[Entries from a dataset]
## start

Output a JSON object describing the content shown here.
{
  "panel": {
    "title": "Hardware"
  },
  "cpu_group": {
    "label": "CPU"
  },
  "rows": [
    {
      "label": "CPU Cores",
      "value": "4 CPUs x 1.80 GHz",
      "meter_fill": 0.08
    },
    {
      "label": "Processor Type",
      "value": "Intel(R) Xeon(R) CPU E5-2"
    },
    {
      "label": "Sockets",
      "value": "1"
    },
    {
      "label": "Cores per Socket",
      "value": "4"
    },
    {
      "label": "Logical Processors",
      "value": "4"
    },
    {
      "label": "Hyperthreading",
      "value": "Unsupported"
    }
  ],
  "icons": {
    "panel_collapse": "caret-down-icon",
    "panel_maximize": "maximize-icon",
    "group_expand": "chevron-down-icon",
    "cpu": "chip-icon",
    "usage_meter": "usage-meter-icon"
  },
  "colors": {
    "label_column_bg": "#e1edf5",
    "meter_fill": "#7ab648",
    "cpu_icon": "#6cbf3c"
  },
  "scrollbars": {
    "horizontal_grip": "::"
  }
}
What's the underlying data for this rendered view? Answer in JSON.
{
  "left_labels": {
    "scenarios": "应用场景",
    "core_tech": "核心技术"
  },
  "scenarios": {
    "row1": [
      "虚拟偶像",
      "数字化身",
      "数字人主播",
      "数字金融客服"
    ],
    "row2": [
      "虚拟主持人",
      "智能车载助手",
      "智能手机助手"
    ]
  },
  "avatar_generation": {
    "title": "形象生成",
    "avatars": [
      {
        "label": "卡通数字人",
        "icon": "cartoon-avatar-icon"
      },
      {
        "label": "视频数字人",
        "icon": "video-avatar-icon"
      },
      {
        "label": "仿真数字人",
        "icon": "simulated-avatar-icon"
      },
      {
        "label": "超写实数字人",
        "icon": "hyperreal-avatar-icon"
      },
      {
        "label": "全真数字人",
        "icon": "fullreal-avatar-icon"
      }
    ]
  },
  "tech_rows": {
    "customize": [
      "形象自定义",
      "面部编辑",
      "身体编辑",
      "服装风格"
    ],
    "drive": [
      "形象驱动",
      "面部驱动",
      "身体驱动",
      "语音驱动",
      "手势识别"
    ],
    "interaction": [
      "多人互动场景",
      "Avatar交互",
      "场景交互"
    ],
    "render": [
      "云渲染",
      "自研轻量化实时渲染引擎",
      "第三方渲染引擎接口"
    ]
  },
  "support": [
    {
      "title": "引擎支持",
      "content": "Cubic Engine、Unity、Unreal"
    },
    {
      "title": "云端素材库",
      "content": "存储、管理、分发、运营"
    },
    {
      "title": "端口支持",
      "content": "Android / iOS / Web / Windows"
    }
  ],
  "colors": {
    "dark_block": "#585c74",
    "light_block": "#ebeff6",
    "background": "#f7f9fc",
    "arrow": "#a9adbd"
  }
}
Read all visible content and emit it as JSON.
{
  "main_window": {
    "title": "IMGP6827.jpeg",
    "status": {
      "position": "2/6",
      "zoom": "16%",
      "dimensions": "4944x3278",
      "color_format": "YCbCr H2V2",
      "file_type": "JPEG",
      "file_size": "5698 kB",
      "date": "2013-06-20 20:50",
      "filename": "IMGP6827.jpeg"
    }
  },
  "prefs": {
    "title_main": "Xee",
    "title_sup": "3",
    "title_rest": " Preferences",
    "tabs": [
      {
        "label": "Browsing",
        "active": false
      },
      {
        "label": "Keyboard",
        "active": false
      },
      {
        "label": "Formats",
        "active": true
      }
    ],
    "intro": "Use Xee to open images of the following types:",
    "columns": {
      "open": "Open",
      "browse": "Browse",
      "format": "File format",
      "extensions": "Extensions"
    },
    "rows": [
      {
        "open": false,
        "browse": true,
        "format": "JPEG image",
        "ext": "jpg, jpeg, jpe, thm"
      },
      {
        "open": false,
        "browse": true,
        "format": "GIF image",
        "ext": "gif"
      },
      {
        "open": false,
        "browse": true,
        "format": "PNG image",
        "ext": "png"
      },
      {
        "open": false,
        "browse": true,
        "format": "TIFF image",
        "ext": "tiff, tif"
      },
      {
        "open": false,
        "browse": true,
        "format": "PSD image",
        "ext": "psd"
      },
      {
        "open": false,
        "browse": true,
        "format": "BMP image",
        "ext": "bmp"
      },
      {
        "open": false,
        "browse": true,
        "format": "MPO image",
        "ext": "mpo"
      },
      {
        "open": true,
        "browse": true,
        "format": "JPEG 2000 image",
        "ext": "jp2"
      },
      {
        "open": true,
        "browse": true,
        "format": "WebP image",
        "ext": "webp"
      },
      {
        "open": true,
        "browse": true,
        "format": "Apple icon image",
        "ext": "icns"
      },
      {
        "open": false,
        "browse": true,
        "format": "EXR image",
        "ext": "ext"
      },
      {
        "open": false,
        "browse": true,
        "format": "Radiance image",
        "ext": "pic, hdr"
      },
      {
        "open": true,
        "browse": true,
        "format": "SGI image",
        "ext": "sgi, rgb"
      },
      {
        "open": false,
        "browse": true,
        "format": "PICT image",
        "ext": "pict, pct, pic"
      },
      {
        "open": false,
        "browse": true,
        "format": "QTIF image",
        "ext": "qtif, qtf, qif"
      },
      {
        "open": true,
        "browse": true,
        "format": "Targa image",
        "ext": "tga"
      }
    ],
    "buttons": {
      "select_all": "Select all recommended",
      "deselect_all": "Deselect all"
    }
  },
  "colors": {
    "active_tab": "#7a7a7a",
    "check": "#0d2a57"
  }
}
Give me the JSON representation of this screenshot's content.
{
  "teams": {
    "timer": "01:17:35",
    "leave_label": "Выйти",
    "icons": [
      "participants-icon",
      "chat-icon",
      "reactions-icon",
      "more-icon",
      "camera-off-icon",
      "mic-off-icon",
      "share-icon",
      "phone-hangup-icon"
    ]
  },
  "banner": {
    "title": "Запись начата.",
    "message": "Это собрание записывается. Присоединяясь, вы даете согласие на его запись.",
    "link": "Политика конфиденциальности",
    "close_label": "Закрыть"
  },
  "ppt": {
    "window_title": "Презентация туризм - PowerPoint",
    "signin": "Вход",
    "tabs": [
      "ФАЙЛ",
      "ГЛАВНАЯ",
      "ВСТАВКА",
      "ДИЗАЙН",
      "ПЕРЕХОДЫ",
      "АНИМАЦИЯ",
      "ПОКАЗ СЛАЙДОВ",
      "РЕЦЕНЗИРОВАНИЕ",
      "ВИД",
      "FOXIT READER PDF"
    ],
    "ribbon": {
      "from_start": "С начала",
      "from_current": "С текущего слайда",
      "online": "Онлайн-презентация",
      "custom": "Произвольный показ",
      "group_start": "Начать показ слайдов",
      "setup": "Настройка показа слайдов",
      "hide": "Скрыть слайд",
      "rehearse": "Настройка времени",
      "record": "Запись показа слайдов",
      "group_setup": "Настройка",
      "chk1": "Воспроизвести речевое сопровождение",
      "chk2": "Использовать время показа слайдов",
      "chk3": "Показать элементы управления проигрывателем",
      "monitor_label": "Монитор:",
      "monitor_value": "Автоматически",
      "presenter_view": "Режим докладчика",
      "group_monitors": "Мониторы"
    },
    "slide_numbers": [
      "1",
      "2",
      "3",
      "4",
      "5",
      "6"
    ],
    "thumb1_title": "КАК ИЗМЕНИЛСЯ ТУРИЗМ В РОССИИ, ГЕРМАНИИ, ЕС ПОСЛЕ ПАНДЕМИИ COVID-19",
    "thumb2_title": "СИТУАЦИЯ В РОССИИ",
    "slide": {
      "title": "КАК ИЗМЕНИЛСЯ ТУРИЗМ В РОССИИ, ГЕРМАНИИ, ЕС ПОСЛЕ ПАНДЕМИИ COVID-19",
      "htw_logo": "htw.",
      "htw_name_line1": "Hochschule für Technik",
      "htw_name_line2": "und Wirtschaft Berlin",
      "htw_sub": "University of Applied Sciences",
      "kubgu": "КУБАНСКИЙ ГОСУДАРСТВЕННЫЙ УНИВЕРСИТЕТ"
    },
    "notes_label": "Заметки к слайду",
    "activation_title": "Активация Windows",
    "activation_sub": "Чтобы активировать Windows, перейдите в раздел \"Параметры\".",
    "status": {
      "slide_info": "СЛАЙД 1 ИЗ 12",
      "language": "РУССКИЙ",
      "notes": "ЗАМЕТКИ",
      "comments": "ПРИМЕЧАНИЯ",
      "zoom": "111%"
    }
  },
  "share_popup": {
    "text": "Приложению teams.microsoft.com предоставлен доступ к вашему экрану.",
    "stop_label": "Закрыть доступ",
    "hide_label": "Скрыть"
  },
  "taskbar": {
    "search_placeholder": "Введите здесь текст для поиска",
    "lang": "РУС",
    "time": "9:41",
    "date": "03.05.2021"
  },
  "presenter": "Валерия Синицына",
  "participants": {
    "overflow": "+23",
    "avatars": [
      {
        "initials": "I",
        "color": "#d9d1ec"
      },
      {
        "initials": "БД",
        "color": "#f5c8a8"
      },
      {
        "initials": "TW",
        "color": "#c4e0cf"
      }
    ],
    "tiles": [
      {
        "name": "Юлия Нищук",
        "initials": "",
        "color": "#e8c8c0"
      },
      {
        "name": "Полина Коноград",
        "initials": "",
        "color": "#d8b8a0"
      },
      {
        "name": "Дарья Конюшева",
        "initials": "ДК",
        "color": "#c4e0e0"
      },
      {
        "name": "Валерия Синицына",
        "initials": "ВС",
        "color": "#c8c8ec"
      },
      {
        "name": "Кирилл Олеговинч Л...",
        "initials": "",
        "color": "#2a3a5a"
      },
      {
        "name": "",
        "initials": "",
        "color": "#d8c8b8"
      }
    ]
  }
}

## end

→ **OBJECTIVE**
Report each line of the material above where the word "Windows" appears.

→ **RESPONSE TO THIS TASK**
      "content": "Android / iOS / Web / Windows"
    "activation_title": "Активация Windows",
    "activation_sub": "Чтобы активировать Windows, перейдите в раздел \"Параметры\".",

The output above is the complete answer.